Only lines with the word "個別支援計画" are needed; collect each of them from the listing below.

— Start Task data —

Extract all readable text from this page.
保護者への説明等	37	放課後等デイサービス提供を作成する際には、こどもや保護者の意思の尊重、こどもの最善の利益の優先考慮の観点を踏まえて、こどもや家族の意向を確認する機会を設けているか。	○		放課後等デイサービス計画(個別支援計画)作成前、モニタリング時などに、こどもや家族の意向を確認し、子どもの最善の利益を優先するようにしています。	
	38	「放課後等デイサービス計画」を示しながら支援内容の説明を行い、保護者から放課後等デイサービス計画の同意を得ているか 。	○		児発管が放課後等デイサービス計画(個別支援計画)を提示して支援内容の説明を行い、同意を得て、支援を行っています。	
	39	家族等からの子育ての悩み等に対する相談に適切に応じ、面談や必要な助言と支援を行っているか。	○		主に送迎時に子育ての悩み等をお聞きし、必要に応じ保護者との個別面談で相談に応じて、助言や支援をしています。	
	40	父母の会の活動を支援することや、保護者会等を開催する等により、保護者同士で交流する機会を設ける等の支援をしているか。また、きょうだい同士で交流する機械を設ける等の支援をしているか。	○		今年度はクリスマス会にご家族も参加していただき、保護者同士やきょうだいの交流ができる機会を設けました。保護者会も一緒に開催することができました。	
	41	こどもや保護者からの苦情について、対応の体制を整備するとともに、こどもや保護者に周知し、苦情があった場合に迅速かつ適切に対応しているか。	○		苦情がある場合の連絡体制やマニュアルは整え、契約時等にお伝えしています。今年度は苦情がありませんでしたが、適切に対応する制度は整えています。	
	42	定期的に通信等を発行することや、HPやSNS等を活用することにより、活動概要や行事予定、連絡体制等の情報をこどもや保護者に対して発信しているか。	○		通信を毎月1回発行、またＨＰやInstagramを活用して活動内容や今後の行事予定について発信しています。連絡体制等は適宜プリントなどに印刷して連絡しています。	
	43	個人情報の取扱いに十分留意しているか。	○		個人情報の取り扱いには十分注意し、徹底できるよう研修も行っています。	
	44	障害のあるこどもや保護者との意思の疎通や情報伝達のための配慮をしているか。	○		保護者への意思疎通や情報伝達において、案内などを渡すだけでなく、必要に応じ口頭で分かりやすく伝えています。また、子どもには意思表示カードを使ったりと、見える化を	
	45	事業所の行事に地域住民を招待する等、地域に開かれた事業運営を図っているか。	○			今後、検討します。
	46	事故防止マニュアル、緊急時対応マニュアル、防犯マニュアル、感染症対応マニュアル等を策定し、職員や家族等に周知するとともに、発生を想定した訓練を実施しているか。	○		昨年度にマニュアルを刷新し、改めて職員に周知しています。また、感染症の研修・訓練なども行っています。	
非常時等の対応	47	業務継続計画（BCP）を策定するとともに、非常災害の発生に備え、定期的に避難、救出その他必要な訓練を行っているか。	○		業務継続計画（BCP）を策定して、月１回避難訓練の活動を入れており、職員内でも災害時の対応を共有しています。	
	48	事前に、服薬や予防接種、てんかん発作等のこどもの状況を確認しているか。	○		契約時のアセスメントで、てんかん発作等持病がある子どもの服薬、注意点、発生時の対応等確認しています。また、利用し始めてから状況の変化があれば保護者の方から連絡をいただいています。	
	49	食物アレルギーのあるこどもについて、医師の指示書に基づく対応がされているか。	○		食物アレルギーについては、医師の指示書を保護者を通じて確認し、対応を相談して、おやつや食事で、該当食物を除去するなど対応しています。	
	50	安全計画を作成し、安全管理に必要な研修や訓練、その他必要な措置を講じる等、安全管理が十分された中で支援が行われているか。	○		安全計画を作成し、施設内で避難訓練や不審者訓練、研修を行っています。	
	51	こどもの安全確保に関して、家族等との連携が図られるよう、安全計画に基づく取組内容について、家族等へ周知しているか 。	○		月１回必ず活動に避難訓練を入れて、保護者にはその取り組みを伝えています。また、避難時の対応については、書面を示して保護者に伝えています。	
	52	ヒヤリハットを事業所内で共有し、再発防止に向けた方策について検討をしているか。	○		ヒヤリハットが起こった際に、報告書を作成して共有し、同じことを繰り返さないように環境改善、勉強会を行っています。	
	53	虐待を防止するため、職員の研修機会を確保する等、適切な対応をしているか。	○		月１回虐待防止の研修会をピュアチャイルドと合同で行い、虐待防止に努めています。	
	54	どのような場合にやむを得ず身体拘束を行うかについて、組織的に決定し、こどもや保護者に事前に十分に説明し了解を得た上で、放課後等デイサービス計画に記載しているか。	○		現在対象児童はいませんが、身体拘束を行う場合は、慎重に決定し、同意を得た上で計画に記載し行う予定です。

— End Task data —

* **The reply**
保護者への説明等	37	放課後等デイサービス提供を作成する際には、こどもや保護者の意思の尊重、こどもの最善の利益の優先考慮の観点を踏まえて、こどもや家族の意向を確認する機会を設けているか。	○		放課後等デイサービス計画(個別支援計画)作成前、モニタリング時などに、こどもや家族の意向を確認し、子どもの最善の利益を優先するようにしています。	
	38	「放課後等デイサービス計画」を示しながら支援内容の説明を行い、保護者から放課後等デイサービス計画の同意を得ているか 。	○		児発管が放課後等デイサービス計画(個別支援計画)を提示して支援内容の説明を行い、同意を得て、支援を行っています。	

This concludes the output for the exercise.